== TEXT SEGMENT ==

———

Ok maybe it is a little overkill :lol:


----------



## john316 (Jan 15, 2009)

My favourite surf combo is a 12ft very fast taper, genuine Len Butterworth sports rod that is about 40 years old combined with a manual pickup 499 Mitchel spinning reel of the same vintage. All the rest is a bit more modern though. 20lb braid with a good leader and a preference for 65gm Raiders. I almost never use bait in the surf and love to walk and cast/retrieve as I go. I know that you can just walk straight to the gutters but I enjoy the moving bit. The anticipation of the strike is always there and when a big salmon or tailor strike in the surf its like hooking onto a freight train.

I have bought a couple of other replacement rods and reels but they always get relegated to "the loaner" for visitors. I bought it as a blank bound it up myself and have only had to do one rebuild in the time I have had it and it has caught many fish over the years. When it was bought new, the reel was about a weeks wages so it seems to me that if you buy quality it should last you a long time with good care...

cheers
John


----------



## craig51063 (May 30, 2008)

breamboy said:


> thanks for all the replys guys.
> Ill be chasing salmon and gummies/sharks of beaches in vic and i also will be chasing mullaway in S.A Goolwa and the big salmon.
> One more quick question with the braid, do you get alot of wind knots when using it for the surf and what brand of braid should i be looking at in the 25-30lb
> 
> ...


the sylstar will handle these guys with ease THOUGH if you going jewie fishing in s.a, u would probably want something a bit beefyer ........ 
they have some big jewfish over there .

craig


----------



## Saltiga5 (May 15, 2009)

DAIWA SENSOR SURF


----------



## wopfish (Dec 4, 2006)

http://www.campbellsprotackle.com/store ... sp?ID=2673

Ive used one of these for several years - good and solid - easy on salmon and sharks too...


----------



## yakattack (Jan 12, 2008)

wopfish said:


> http://www.campbellsprotackle.com/store/product.asp?ID=2673
> 
> Ive used one of these for several years - good and solid - easy on salmon and sharks too...


Hey woppie how do these rods go for casting whole live baits like 30cm tailor or mullet or even large yakkas ?
I have a couple of snyder glass rods that i use with my alvies but find them a bit whippie for big baits.

Cheers Micka


----------



## Saltiga5 (May 15, 2009)

Iee


----------



## fishinflo (Nov 7, 2006)

———

== SUPPLIED MATERIAL ==
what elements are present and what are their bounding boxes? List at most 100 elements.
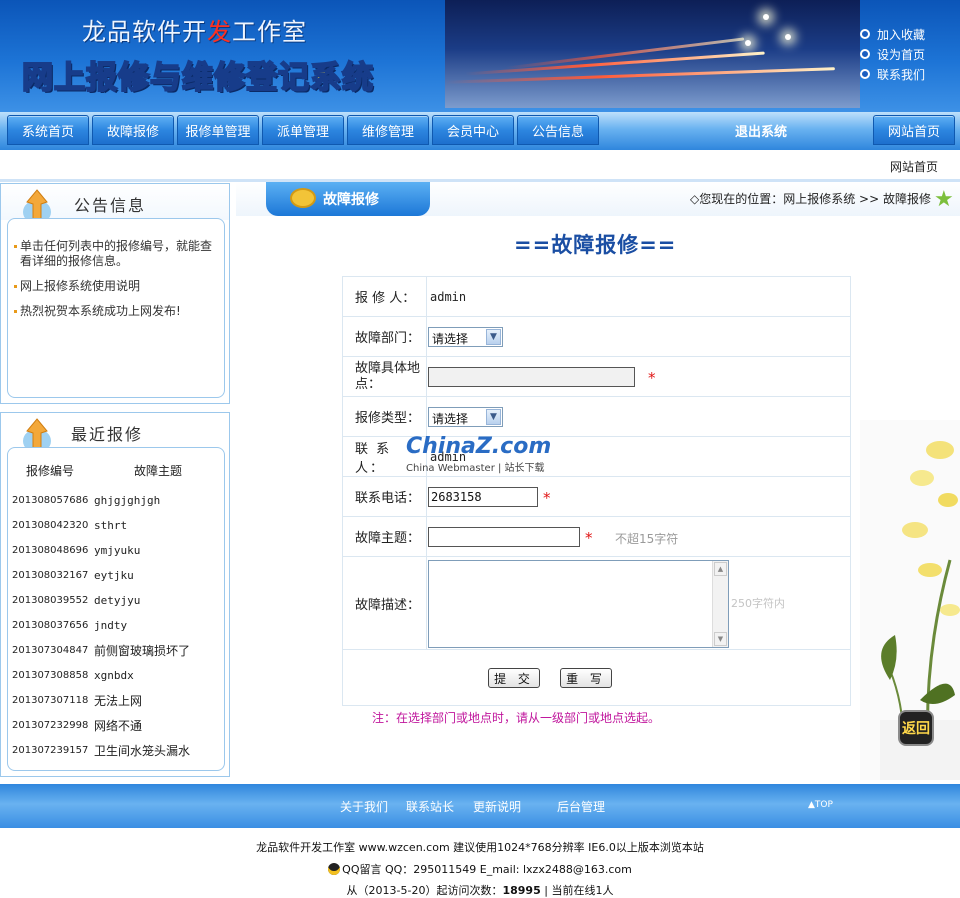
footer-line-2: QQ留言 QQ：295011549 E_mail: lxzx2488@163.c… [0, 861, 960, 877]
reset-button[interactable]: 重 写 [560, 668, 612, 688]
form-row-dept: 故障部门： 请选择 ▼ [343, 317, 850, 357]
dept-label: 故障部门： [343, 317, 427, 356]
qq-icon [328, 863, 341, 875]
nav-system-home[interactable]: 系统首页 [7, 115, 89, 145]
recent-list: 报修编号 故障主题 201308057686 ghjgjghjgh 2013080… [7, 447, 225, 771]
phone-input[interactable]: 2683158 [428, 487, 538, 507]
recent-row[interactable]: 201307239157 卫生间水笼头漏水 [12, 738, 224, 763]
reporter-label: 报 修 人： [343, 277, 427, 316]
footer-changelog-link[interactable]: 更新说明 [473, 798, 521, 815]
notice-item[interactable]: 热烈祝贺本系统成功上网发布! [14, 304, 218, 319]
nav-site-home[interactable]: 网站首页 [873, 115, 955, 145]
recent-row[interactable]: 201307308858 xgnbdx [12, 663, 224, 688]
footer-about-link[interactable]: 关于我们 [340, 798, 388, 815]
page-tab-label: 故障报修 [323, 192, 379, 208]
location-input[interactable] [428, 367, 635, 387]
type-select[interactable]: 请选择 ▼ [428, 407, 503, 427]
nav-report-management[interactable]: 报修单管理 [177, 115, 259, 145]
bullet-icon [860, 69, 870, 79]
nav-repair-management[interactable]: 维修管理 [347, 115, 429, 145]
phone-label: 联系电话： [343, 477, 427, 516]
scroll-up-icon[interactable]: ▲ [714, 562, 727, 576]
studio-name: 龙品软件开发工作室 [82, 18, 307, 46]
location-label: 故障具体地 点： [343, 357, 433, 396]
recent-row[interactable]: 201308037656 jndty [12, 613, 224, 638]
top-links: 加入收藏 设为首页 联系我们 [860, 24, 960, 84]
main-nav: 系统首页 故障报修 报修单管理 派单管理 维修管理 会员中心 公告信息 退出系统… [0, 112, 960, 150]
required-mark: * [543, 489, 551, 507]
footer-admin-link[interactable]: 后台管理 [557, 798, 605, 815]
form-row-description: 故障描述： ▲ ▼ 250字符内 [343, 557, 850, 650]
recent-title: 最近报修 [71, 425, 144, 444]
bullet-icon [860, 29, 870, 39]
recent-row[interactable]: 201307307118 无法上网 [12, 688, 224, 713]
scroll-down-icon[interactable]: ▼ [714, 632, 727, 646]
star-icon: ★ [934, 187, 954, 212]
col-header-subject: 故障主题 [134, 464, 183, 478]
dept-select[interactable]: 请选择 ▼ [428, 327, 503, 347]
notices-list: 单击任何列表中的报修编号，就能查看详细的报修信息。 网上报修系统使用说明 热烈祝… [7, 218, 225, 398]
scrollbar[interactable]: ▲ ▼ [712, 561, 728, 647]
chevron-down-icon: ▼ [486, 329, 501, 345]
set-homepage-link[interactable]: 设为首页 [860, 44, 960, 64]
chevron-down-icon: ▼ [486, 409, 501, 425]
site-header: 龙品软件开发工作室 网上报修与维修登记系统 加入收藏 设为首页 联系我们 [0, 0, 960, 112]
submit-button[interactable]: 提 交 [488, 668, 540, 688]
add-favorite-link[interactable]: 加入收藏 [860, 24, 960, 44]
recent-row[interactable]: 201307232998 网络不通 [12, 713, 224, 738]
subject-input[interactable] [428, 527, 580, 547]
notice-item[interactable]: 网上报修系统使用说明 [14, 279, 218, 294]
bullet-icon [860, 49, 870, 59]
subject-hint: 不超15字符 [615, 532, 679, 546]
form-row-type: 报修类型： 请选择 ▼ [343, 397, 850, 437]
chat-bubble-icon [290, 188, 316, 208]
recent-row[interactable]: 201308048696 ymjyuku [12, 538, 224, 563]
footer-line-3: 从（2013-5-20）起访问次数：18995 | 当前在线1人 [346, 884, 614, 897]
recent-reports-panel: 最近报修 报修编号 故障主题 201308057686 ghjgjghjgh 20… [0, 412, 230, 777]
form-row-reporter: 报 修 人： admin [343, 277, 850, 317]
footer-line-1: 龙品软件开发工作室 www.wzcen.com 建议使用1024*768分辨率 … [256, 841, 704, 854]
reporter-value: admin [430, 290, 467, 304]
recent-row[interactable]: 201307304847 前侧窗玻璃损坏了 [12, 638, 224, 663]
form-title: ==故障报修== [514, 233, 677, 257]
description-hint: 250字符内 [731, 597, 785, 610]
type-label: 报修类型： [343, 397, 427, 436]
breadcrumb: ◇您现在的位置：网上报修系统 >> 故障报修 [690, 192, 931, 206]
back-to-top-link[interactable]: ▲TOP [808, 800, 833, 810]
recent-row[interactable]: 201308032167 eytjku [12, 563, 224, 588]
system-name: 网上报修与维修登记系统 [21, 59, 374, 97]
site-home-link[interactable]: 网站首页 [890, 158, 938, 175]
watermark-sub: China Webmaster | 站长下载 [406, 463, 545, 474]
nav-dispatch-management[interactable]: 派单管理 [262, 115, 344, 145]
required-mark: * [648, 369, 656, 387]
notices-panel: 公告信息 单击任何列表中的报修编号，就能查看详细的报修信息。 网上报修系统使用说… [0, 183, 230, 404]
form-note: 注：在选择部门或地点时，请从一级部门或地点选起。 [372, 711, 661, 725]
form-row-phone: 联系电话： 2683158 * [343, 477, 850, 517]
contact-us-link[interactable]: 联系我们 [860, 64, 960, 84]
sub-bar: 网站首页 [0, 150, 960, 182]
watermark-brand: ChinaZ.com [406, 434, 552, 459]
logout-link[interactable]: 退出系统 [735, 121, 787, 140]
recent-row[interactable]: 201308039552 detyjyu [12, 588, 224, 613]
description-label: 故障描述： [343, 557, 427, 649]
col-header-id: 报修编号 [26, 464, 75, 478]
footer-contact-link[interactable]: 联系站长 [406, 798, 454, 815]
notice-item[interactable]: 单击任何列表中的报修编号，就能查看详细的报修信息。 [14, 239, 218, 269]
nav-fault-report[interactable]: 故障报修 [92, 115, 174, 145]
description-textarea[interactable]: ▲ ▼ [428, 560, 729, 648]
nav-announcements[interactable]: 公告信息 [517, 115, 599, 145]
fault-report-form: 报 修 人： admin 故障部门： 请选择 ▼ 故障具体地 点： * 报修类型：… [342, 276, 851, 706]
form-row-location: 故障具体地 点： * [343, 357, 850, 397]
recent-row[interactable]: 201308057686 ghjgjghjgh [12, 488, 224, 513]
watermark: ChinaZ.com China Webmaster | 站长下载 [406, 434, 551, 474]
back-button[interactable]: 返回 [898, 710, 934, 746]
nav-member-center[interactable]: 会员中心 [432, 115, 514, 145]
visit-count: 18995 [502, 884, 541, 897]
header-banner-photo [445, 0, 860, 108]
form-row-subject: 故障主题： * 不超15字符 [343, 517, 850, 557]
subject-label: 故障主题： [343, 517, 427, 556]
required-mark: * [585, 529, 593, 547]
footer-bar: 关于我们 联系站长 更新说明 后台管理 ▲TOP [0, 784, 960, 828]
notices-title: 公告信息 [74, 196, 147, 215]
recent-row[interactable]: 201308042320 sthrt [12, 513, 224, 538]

———

== REQUESTS ==
• A. Using the surf fishing thread, answer:
(i) About how old is john316's Len Butterworth rod?
(ii) What weight of Raiders does john316 prefer?
(iii) Which rod does Saltiga5 name in the first of his posts?
• B. Reproduce the stretch of the surf fishing thread from "Hey woppie how" through "for big baits.".
• C. List each distinct username that heads a post in the surf fishing thread, once apiece.

== SOLUTIONS PER TASK ==
• A.
(i) About 40 years old.
(ii) 65gm.
(iii) The DAIWA SENSOR SURF.

• B.
Hey woppie how do these rods go for casting whole live baits like 30cm tailor or mullet or even large yakkas ?
I have a couple of snyder glass rods that i use with my alvies but find them a bit whippie for big baits.

• C.
john316
craig51063
Saltiga5
wopfish
yakattack
fishinflo